▶ _GIVEN DATA_
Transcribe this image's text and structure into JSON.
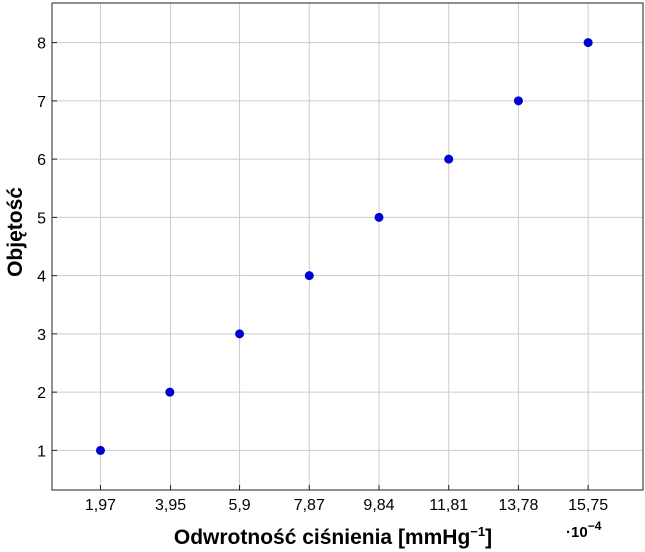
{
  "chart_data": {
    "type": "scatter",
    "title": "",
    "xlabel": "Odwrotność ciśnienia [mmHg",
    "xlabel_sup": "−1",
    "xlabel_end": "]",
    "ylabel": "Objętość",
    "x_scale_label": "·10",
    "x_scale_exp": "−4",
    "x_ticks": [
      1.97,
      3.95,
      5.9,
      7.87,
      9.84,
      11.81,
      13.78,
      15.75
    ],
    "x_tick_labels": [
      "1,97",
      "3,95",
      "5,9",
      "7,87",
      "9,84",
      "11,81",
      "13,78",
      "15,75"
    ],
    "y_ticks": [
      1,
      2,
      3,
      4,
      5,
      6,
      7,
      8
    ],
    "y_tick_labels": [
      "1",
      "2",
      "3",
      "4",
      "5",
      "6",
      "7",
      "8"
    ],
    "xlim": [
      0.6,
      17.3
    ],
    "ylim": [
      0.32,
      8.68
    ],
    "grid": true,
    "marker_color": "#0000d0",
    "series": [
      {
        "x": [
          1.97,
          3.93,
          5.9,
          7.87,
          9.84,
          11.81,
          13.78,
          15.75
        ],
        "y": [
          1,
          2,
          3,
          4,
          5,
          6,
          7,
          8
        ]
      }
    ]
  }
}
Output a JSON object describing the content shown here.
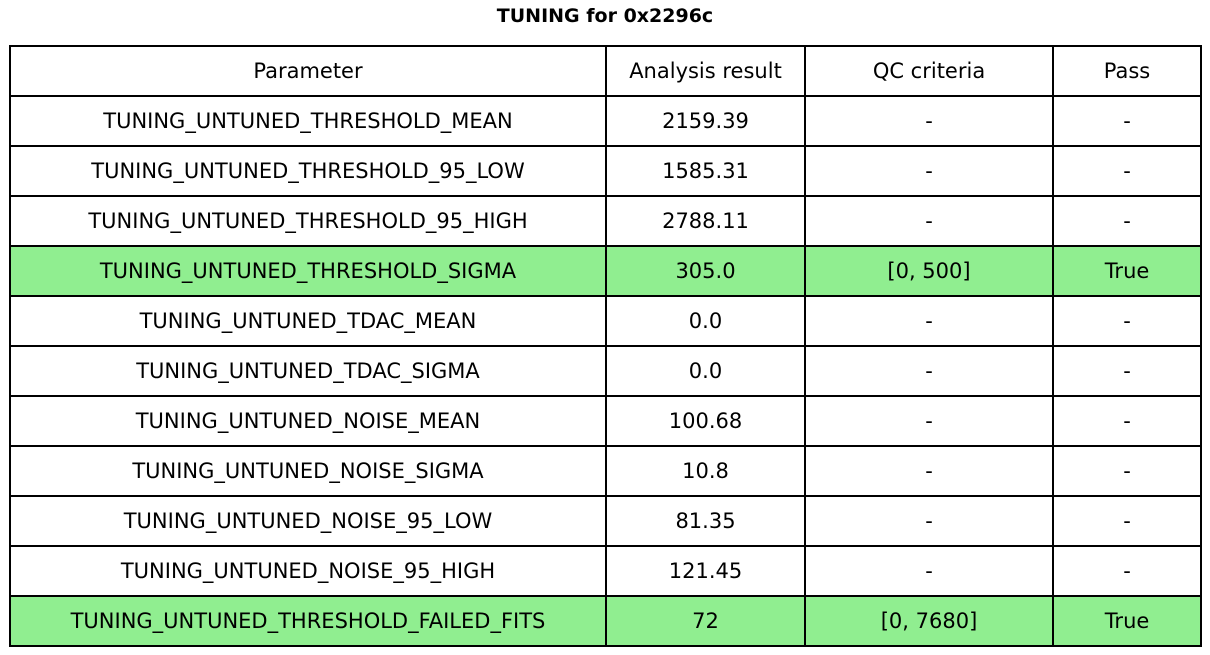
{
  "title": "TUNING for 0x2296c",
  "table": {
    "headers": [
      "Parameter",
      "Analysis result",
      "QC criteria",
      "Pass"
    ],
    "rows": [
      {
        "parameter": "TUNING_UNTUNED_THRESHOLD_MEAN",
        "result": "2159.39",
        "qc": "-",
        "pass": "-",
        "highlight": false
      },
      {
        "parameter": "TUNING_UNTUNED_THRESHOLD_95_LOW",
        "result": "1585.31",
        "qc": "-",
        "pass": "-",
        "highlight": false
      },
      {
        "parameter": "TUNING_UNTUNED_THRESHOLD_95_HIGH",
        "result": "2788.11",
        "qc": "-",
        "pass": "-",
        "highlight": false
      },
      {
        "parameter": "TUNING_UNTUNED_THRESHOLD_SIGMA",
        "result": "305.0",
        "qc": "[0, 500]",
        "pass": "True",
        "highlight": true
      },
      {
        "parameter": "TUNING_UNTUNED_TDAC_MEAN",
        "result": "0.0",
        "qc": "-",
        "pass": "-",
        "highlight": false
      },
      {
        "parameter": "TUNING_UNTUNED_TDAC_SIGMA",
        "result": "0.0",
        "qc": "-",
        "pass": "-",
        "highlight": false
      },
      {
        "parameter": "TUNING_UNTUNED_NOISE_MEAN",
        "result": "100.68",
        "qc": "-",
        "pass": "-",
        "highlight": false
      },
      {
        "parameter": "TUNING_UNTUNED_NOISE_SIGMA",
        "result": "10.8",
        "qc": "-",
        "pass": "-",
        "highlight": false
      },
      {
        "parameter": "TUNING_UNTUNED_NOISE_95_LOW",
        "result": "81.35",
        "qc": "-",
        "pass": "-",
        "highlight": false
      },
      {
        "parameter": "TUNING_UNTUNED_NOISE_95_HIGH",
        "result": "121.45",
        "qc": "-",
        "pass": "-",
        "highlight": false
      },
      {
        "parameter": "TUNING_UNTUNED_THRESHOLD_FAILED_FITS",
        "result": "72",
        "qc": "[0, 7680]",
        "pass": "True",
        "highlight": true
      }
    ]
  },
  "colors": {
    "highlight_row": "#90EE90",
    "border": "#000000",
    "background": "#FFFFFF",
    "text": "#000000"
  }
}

---

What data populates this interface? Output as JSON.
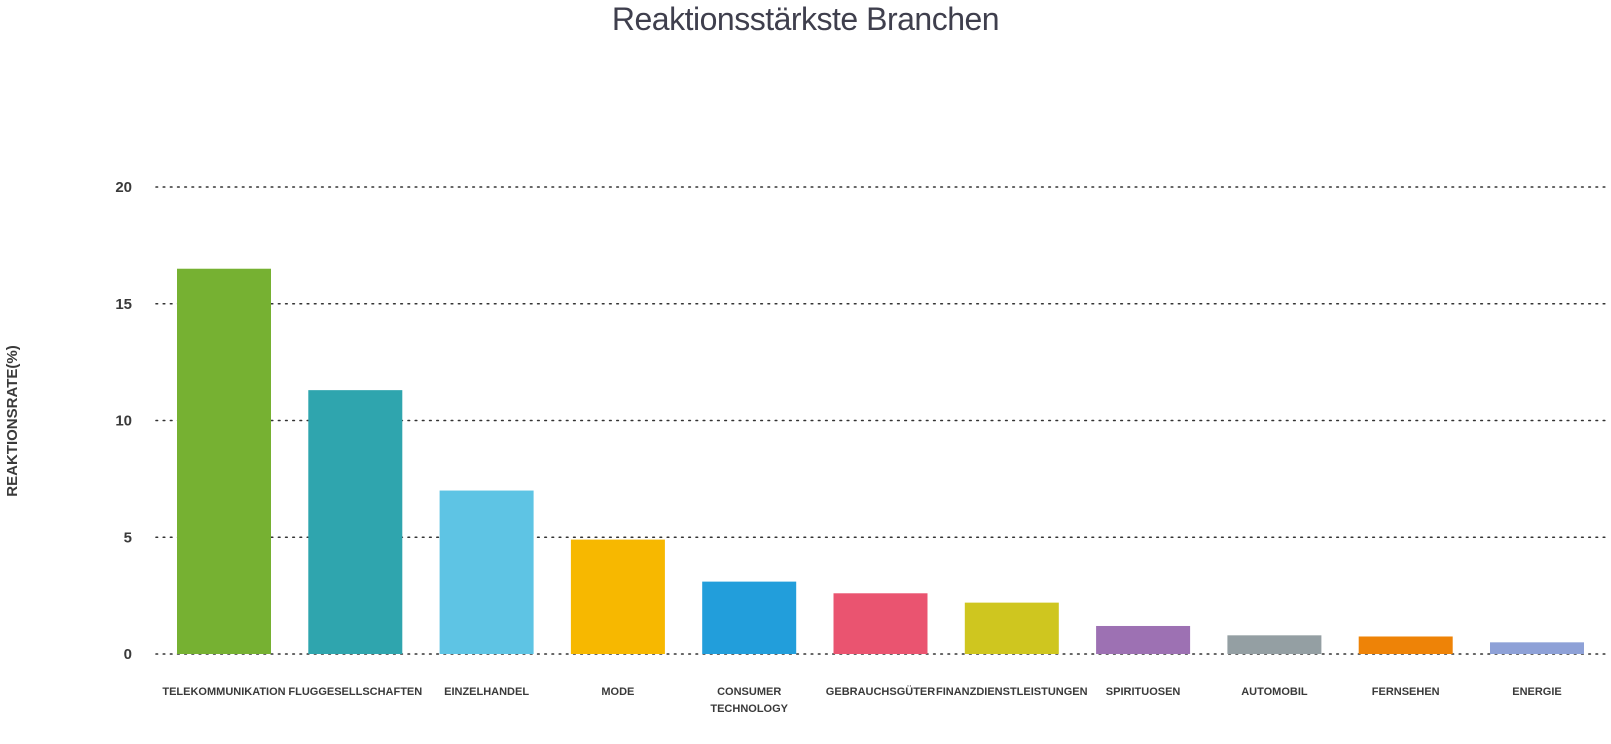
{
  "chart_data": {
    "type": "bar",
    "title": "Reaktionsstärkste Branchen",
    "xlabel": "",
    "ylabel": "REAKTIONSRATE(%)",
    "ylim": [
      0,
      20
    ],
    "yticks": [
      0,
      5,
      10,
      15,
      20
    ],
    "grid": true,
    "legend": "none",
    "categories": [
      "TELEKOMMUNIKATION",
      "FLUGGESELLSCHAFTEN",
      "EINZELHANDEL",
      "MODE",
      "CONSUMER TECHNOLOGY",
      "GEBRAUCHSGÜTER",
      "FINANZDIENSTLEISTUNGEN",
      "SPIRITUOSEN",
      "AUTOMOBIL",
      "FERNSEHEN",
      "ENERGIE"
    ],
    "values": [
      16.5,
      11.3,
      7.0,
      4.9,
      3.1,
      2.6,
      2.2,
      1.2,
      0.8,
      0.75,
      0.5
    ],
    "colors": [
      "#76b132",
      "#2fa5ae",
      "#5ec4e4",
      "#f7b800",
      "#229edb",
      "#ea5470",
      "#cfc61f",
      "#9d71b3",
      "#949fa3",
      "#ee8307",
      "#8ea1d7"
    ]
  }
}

▶ _EXERCISE REQUIREMENTS_
Copy every line above in which the string "result" shows up.

▶ _ANSWER BELOW_
      "Analysis result",
        "result": "2159.39",
        "result": "1585.31",
        "result": "2788.11",
        "result": "305.0",
        "result": "0.0",
        "result": "0.0",
        "result": "100.68",
        "result": "10.8",
        "result": "81.35",
        "result": "121.45",
        "result": "72",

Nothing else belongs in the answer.